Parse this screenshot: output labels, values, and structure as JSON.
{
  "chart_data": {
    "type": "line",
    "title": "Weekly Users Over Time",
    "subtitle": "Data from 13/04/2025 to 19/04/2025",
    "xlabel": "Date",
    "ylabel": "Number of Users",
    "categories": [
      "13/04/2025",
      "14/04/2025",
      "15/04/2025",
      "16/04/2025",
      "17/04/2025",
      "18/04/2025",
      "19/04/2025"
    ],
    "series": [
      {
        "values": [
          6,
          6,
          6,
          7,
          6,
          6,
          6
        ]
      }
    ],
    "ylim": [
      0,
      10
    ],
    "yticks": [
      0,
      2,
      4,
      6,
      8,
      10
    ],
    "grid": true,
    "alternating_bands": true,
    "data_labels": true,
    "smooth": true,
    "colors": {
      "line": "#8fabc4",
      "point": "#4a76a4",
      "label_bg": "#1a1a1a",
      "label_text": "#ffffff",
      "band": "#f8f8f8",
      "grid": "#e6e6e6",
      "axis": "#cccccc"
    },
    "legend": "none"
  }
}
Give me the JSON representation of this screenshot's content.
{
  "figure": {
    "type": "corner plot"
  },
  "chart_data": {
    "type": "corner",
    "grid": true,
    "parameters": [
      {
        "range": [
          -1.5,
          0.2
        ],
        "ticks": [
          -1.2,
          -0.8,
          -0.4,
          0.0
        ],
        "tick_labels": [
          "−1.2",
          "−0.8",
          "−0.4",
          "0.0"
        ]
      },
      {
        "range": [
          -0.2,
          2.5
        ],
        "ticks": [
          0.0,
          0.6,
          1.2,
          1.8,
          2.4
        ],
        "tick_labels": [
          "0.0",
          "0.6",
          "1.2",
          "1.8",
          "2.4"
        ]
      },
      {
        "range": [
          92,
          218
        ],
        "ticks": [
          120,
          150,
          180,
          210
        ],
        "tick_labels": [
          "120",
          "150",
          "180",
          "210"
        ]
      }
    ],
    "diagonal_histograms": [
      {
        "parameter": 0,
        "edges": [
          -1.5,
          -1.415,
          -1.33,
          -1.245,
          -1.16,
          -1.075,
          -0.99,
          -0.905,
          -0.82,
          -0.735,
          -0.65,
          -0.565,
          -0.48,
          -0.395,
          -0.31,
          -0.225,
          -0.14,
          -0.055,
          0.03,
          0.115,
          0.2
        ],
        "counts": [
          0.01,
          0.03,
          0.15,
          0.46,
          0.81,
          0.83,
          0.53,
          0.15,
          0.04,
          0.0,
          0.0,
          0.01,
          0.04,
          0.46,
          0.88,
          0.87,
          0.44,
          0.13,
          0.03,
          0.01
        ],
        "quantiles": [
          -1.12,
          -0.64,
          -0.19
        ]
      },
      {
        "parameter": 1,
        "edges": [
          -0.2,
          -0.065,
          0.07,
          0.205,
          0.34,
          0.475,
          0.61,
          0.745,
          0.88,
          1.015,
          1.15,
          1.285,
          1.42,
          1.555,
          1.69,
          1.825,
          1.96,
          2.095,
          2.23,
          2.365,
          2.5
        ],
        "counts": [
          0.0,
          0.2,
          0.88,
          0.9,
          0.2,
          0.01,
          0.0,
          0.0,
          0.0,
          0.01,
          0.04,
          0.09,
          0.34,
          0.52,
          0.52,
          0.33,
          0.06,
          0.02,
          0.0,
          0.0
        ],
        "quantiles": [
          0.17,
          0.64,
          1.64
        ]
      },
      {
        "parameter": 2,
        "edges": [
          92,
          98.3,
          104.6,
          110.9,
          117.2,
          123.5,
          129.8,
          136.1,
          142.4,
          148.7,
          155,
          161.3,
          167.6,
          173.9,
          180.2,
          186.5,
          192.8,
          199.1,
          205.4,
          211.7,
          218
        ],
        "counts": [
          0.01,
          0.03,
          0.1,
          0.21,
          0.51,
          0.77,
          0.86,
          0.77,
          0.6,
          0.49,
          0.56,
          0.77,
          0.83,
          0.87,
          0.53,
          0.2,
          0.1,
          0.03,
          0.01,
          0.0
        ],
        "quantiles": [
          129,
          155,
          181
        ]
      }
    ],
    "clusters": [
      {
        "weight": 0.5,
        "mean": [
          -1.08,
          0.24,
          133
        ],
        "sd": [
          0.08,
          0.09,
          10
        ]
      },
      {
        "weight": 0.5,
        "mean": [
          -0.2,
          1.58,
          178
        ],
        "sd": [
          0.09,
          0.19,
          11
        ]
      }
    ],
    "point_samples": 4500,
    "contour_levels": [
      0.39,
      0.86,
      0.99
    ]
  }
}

= What to do =
Show every line in the records above that contains the word "true".

= Solution to the problem =
    "grid": true,
    "alternating_bands": true,
    "data_labels": true,
    "smooth": true,
    "grid": true,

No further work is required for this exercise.